**WHAT YOU WILL DO:**
Look through the listing and locate every line containing the word "Esox"; copy those lines.

··· EXCERPTED DATA ···

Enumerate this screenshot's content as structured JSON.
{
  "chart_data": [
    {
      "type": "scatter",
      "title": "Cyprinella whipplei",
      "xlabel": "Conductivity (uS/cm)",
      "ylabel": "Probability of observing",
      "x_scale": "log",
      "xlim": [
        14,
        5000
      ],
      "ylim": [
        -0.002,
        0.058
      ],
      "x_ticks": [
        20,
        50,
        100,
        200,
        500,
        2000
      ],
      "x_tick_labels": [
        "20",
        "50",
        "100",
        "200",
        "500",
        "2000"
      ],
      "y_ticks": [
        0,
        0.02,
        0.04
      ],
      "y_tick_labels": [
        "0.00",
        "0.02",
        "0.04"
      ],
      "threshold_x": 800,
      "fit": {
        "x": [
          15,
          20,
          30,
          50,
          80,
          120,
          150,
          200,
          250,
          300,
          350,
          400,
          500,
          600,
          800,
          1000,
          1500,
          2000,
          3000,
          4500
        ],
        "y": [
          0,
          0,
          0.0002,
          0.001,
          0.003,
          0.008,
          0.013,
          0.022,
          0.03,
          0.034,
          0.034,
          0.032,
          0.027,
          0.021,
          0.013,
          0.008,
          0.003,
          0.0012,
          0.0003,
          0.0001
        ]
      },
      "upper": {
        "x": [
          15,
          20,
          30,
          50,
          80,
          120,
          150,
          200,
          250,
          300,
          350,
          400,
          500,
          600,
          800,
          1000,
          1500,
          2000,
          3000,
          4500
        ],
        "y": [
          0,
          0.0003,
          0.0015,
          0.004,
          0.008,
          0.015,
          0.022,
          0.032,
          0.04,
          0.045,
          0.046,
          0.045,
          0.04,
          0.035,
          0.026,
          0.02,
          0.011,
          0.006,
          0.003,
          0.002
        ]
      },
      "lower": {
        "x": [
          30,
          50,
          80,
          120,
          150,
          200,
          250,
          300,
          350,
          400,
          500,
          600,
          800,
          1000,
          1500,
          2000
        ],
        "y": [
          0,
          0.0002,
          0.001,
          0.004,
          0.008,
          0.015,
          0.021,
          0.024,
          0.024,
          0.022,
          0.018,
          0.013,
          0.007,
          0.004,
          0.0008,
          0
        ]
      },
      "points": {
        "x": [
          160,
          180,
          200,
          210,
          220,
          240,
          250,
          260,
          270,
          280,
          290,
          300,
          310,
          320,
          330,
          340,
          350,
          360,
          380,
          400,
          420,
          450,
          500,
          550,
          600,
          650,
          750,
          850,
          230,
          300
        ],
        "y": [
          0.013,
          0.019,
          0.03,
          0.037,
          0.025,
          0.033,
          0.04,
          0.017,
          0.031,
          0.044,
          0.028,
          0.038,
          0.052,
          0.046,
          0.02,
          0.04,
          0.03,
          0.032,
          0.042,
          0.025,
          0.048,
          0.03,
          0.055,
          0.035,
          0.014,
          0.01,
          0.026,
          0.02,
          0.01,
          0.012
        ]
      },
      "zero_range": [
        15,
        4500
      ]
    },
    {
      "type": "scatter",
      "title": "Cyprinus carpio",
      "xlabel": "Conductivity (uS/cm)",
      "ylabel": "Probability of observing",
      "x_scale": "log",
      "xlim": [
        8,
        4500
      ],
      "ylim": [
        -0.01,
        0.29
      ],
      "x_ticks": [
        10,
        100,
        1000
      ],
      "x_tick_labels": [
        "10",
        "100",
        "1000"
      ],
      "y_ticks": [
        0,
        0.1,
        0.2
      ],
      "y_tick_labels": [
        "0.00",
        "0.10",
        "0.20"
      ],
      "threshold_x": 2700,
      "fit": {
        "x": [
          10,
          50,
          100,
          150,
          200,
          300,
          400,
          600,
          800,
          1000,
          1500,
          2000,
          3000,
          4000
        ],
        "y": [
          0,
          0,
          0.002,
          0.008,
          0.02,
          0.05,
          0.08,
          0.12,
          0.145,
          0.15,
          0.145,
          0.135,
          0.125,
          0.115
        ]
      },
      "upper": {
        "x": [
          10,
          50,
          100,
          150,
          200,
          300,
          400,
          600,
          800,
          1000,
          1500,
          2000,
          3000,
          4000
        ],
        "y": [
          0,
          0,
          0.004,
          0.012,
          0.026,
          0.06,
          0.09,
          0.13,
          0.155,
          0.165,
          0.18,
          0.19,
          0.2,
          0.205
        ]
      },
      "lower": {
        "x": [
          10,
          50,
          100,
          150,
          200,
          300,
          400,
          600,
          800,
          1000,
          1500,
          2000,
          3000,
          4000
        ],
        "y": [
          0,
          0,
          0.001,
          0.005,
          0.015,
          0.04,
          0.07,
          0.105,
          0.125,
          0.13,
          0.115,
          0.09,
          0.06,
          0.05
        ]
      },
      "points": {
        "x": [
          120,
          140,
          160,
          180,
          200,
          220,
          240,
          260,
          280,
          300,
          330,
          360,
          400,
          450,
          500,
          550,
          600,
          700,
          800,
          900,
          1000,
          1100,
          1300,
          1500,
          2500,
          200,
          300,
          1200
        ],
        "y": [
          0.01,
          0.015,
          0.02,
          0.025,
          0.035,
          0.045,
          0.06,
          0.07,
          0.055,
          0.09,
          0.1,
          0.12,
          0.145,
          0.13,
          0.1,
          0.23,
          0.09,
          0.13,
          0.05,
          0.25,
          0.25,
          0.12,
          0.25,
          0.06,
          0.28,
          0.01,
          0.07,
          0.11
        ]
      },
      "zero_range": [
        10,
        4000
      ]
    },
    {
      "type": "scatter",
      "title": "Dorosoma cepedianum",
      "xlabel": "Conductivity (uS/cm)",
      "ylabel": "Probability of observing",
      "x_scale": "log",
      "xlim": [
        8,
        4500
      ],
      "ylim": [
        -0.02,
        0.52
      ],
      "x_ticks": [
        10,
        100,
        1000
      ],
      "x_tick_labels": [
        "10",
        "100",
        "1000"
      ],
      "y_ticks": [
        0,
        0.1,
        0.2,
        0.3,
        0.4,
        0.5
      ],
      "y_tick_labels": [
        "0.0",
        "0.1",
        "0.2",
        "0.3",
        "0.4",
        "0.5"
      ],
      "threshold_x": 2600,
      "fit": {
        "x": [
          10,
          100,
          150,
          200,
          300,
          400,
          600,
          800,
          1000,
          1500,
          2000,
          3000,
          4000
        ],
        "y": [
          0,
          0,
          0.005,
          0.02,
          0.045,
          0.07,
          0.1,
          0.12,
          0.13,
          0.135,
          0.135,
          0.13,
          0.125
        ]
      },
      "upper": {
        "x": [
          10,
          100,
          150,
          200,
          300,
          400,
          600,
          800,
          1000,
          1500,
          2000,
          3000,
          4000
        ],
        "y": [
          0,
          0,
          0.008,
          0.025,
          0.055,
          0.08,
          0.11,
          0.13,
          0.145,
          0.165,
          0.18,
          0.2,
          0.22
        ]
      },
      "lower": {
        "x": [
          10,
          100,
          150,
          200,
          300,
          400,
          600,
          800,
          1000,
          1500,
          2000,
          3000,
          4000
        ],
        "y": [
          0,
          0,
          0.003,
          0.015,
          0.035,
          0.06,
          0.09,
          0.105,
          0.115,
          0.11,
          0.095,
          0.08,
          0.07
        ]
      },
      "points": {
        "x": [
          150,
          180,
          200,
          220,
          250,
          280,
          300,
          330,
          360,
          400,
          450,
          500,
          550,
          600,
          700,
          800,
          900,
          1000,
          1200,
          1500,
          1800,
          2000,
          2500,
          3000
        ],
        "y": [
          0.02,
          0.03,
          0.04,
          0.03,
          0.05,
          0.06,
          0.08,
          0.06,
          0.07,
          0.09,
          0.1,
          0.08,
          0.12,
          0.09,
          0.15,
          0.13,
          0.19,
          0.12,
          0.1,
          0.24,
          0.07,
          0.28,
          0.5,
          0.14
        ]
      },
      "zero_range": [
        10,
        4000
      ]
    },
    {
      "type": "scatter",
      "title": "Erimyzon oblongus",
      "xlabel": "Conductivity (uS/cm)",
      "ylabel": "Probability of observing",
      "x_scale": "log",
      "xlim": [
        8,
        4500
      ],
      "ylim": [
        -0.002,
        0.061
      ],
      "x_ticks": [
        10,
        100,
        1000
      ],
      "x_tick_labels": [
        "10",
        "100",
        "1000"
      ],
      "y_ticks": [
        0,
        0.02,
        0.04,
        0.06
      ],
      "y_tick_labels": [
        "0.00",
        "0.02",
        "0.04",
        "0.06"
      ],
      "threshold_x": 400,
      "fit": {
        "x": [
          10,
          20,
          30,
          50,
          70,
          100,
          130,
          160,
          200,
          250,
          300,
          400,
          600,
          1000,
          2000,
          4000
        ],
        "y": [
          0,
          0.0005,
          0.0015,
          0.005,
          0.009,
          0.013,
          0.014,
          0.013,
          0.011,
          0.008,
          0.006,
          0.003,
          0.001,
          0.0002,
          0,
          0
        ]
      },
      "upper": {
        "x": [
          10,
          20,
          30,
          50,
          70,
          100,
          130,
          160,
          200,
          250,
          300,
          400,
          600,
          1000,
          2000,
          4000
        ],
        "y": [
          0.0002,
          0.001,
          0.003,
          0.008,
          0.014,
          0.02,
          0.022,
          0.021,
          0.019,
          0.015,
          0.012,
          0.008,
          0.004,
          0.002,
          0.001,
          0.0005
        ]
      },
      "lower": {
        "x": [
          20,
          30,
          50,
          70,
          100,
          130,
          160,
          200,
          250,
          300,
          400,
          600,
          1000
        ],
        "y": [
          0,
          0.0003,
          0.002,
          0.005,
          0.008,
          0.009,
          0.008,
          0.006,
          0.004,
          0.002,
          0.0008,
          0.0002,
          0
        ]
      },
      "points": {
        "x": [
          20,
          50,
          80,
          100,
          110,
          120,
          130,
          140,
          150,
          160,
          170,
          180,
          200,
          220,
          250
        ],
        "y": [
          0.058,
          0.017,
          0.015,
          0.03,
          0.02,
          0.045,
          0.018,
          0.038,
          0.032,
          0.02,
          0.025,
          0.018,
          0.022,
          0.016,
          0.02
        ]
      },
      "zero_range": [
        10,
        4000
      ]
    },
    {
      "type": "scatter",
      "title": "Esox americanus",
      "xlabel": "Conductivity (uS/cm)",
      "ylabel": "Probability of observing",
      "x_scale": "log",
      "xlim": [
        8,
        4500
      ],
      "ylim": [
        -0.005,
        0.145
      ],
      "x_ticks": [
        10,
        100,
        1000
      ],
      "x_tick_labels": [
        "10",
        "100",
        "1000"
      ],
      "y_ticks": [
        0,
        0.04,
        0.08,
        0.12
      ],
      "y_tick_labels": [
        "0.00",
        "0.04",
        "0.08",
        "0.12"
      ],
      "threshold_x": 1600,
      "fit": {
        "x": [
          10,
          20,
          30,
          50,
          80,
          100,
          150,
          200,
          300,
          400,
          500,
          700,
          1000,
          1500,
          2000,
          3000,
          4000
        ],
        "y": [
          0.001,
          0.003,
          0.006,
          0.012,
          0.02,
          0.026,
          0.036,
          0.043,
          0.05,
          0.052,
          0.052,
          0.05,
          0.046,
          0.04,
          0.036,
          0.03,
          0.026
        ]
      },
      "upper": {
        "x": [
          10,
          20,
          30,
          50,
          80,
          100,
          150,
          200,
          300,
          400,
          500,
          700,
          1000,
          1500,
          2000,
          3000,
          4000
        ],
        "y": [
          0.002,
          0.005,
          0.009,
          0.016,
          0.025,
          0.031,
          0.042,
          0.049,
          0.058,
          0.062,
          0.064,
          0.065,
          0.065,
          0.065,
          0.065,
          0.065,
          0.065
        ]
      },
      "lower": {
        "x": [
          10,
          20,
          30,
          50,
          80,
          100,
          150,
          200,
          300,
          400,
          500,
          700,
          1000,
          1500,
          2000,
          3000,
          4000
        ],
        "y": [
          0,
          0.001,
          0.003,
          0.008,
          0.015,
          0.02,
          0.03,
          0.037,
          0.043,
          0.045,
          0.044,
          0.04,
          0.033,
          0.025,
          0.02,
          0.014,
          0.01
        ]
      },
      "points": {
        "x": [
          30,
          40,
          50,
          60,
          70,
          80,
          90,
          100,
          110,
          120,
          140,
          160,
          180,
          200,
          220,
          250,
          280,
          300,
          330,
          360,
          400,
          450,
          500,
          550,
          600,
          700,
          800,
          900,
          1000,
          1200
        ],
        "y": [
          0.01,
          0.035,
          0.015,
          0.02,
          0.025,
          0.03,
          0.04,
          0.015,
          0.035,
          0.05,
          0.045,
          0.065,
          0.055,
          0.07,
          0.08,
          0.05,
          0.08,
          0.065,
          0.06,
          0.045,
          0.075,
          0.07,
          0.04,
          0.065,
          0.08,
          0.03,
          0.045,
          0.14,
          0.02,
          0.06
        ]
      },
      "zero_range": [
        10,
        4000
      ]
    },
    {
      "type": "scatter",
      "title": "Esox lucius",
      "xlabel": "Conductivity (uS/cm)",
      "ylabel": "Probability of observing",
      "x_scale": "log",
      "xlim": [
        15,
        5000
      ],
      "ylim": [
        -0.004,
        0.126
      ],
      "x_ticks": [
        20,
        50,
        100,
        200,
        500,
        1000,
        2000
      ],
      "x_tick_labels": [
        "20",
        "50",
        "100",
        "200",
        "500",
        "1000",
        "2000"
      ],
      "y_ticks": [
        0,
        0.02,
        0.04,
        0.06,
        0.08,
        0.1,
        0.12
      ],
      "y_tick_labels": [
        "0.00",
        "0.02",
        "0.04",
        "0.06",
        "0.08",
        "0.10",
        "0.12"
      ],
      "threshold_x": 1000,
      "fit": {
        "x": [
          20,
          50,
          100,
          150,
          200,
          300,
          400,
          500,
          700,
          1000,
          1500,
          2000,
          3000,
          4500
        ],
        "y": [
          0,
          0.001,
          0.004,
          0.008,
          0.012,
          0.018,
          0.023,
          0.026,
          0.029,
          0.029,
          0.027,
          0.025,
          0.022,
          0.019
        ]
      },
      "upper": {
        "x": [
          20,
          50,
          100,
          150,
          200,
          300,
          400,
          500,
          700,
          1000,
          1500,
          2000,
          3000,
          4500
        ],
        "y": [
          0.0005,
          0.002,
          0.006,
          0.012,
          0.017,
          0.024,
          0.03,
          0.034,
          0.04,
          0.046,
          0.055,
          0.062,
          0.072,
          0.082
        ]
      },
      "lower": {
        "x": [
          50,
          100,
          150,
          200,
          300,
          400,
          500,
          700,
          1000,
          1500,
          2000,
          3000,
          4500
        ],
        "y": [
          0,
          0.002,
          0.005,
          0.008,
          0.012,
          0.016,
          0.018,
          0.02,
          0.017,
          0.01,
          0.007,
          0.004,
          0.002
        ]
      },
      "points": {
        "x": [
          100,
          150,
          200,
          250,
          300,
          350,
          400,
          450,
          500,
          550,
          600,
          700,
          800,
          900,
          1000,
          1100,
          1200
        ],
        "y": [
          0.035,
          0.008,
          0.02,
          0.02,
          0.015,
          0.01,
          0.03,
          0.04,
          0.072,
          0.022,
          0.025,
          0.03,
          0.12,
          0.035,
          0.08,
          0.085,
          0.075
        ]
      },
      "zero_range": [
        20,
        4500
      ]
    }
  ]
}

···

**CORRECT OUTPUT:**
      "title": "Esox americanus",
      "title": "Esox lucius",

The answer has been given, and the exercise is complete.